» **Given exercise**
Search the material for the string "latitude", then return every line where it is found.
[start Materials provided]
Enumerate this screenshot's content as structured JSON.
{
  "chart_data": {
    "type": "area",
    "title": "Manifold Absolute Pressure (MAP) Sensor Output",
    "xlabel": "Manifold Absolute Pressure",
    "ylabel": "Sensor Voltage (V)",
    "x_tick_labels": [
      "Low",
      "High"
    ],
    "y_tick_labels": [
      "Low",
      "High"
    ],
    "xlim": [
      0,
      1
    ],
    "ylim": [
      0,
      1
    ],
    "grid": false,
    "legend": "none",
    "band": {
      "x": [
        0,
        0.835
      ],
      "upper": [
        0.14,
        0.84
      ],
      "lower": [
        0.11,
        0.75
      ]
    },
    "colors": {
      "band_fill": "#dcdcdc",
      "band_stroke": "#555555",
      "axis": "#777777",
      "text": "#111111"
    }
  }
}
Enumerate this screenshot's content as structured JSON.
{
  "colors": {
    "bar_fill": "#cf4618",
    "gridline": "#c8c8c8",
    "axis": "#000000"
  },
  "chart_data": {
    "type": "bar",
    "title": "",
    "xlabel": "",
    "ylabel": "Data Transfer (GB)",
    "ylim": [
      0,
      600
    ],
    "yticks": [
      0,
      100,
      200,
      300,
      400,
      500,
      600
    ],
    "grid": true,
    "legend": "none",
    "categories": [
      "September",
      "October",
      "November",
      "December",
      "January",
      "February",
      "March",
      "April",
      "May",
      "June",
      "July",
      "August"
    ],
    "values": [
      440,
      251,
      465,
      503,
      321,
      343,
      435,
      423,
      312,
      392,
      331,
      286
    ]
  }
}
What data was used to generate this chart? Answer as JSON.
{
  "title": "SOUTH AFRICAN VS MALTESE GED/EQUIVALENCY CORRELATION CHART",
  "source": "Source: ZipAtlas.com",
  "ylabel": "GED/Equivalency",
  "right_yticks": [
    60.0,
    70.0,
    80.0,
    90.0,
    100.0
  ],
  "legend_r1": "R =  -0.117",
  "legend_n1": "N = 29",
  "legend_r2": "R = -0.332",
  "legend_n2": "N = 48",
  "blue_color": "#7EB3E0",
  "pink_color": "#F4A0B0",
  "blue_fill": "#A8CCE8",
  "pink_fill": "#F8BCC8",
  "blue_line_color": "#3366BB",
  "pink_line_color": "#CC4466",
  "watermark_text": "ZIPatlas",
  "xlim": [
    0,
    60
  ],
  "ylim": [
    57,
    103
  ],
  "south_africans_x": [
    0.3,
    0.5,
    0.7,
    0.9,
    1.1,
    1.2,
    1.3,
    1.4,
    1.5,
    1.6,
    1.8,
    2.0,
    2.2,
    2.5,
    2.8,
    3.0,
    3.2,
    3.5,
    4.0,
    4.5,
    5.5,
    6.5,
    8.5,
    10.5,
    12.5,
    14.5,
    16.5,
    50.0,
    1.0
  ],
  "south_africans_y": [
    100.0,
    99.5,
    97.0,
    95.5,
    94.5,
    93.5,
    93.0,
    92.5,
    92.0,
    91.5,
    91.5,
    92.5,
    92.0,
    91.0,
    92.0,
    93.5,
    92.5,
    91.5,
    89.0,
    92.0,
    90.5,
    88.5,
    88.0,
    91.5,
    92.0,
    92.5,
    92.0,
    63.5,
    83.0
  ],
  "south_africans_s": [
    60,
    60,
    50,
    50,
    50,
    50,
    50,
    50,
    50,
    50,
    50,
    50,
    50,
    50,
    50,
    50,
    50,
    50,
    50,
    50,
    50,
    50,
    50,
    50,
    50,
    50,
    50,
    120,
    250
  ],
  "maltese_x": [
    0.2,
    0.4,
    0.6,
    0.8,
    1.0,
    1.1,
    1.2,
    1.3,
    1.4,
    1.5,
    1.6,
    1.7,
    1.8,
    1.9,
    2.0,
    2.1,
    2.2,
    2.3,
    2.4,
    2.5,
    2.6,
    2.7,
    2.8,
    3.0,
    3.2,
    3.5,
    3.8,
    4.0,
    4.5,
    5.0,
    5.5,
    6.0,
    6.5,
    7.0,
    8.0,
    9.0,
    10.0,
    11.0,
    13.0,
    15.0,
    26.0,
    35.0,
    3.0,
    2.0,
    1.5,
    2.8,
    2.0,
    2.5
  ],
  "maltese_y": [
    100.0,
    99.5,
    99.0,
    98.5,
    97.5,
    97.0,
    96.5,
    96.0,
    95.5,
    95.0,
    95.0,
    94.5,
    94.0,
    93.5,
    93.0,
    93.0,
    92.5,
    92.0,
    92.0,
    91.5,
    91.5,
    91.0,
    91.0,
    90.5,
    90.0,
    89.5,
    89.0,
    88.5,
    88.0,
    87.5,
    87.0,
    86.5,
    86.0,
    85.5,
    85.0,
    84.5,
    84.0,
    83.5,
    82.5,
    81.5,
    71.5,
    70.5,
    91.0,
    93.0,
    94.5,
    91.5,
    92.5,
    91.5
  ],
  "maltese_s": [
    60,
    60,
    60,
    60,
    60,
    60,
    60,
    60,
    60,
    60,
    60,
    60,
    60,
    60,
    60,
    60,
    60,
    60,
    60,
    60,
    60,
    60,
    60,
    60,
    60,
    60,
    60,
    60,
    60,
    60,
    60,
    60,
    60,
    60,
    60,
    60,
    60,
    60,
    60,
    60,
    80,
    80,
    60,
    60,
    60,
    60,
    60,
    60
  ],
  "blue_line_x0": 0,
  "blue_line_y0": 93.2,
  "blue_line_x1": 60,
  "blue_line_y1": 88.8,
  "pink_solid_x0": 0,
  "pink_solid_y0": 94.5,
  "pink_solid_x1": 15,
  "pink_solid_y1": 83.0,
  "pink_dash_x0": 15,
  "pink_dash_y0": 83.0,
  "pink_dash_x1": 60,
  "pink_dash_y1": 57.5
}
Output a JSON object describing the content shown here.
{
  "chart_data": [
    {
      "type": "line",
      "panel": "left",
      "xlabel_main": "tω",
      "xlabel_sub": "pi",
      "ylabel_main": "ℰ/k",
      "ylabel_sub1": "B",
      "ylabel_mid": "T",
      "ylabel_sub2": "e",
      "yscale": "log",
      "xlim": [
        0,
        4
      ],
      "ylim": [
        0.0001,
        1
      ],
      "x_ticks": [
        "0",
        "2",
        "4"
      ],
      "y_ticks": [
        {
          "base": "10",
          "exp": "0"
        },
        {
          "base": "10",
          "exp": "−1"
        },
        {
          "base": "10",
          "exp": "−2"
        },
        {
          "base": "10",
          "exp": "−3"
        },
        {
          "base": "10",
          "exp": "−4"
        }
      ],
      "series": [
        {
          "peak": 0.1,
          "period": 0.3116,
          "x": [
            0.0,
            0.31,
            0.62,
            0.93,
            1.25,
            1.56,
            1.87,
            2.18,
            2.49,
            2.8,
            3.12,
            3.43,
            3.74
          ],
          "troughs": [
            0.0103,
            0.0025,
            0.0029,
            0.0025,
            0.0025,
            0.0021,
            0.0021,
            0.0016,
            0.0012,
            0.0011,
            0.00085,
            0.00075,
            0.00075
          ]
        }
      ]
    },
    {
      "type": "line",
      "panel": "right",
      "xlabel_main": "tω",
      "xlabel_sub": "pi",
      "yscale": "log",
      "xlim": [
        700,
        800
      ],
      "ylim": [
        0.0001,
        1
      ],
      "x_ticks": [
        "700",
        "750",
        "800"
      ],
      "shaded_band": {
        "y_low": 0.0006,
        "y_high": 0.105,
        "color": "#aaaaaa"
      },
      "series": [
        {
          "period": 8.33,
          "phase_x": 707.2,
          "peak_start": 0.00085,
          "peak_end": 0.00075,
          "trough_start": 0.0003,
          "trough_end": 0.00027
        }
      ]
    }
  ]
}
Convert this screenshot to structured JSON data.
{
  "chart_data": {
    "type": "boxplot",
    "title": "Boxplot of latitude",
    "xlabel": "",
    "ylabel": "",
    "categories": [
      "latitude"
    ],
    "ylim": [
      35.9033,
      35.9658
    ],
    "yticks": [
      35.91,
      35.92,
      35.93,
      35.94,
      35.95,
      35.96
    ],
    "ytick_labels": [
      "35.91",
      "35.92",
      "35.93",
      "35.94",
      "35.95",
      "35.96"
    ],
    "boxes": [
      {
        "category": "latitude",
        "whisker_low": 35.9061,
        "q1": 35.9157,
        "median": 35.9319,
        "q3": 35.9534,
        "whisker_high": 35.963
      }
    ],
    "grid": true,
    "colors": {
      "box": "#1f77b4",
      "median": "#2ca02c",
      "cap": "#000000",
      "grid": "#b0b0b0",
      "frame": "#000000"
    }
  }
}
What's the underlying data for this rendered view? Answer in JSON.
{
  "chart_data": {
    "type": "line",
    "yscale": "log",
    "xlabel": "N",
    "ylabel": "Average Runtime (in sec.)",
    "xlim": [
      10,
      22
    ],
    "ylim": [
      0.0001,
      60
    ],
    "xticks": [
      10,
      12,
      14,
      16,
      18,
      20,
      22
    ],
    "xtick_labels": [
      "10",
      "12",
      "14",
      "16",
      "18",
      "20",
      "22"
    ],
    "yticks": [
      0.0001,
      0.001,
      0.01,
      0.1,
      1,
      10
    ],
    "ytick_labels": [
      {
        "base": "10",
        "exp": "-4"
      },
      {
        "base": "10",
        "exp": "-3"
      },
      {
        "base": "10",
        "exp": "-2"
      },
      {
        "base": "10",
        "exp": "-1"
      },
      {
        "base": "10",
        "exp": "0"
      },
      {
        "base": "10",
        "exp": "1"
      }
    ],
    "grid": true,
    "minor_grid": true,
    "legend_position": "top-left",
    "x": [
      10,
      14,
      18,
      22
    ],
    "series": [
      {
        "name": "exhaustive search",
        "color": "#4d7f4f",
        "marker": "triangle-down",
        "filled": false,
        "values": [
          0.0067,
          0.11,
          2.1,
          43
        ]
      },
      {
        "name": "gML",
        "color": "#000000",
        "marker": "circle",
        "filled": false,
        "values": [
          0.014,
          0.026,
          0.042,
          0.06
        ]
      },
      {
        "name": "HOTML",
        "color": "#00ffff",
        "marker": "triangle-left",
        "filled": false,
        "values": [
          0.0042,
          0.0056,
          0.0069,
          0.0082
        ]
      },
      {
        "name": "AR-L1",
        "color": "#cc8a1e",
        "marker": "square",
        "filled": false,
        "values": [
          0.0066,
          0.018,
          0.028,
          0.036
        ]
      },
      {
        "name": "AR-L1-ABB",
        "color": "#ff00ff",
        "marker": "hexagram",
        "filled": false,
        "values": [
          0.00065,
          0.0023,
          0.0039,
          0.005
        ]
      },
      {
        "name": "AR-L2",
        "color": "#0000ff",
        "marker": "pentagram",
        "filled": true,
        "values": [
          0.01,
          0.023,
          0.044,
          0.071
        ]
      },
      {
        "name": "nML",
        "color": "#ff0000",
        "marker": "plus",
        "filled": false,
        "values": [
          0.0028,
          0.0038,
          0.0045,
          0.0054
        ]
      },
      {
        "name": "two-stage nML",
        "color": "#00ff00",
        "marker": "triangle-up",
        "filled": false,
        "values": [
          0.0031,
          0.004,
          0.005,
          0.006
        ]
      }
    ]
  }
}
[end Materials provided]
» **Full solution**
    "title": "Boxplot of latitude",
      "latitude"
        "category": "latitude",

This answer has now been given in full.